Instruction: Nothing in the records may be left out or altered; reproduce them all exactly.

■ ■ ■ ■

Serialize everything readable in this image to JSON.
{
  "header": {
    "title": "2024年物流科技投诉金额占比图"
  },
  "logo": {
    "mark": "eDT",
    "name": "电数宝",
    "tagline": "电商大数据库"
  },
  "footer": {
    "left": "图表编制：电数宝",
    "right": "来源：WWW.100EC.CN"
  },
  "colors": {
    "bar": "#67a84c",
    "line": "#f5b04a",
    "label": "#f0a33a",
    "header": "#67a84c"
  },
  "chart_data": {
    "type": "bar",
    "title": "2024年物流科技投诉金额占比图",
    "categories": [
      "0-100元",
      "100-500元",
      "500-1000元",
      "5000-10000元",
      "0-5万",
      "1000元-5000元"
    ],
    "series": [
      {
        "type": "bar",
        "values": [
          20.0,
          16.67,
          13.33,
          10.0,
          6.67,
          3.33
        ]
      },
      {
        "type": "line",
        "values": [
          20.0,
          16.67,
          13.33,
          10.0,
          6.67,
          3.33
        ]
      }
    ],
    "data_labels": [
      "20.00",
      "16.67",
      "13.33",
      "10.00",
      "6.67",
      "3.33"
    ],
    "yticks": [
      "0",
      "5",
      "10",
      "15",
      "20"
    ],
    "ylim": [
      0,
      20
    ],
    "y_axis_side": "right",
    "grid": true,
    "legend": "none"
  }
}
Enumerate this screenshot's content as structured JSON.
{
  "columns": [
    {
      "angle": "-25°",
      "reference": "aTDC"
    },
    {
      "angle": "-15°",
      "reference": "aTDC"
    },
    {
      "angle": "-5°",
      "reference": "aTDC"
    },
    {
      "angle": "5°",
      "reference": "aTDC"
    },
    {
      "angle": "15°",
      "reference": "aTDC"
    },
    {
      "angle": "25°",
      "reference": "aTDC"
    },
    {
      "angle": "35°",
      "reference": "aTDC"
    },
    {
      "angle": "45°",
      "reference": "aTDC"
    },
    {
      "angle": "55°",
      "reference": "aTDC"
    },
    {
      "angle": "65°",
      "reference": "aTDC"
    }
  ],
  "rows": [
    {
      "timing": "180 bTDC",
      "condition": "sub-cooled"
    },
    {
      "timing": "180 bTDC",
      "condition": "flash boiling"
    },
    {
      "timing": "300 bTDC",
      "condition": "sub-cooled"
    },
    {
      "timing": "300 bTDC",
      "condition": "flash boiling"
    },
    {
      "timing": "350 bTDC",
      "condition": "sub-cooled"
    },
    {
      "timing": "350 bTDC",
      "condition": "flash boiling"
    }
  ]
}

■ ■ ■ ■

Final result:
Serialize everything readable in this image to JSON.
{
  "header": {
    "title": "2024年物流科技投诉金额占比图"
  },
  "logo": {
    "mark": "eDT",
    "name": "电数宝",
    "tagline": "电商大数据库"
  },
  "footer": {
    "left": "图表编制：电数宝",
    "right": "来源：WWW.100EC.CN"
  },
  "colors": {
    "bar": "#67a84c",
    "line": "#f5b04a",
    "label": "#f0a33a",
    "header": "#67a84c"
  },
  "chart_data": {
    "type": "bar",
    "title": "2024年物流科技投诉金额占比图",
    "categories": [
      "0-100元",
      "100-500元",
      "500-1000元",
      "5000-10000元",
      "0-5万",
      "1000元-5000元"
    ],
    "series": [
      {
        "type": "bar",
        "values": [
          20.0,
          16.67,
          13.33,
          10.0,
          6.67,
          3.33
        ]
      },
      {
        "type": "line",
        "values": [
          20.0,
          16.67,
          13.33,
          10.0,
          6.67,
          3.33
        ]
      }
    ],
    "data_labels": [
      "20.00",
      "16.67",
      "13.33",
      "10.00",
      "6.67",
      "3.33"
    ],
    "yticks": [
      "0",
      "5",
      "10",
      "15",
      "20"
    ],
    "ylim": [
      0,
      20
    ],
    "y_axis_side": "right",
    "grid": true,
    "legend": "none"
  }
}
Enumerate this screenshot's content as structured JSON.
{
  "columns": [
    {
      "angle": "-25°",
      "reference": "aTDC"
    },
    {
      "angle": "-15°",
      "reference": "aTDC"
    },
    {
      "angle": "-5°",
      "reference": "aTDC"
    },
    {
      "angle": "5°",
      "reference": "aTDC"
    },
    {
      "angle": "15°",
      "reference": "aTDC"
    },
    {
      "angle": "25°",
      "reference": "aTDC"
    },
    {
      "angle": "35°",
      "reference": "aTDC"
    },
    {
      "angle": "45°",
      "reference": "aTDC"
    },
    {
      "angle": "55°",
      "reference": "aTDC"
    },
    {
      "angle": "65°",
      "reference": "aTDC"
    }
  ],
  "rows": [
    {
      "timing": "180 bTDC",
      "condition": "sub-cooled"
    },
    {
      "timing": "180 bTDC",
      "condition": "flash boiling"
    },
    {
      "timing": "300 bTDC",
      "condition": "sub-cooled"
    },
    {
      "timing": "300 bTDC",
      "condition": "flash boiling"
    },
    {
      "timing": "350 bTDC",
      "condition": "sub-cooled"
    },
    {
      "timing": "350 bTDC",
      "condition": "flash boiling"
    }
  ]
}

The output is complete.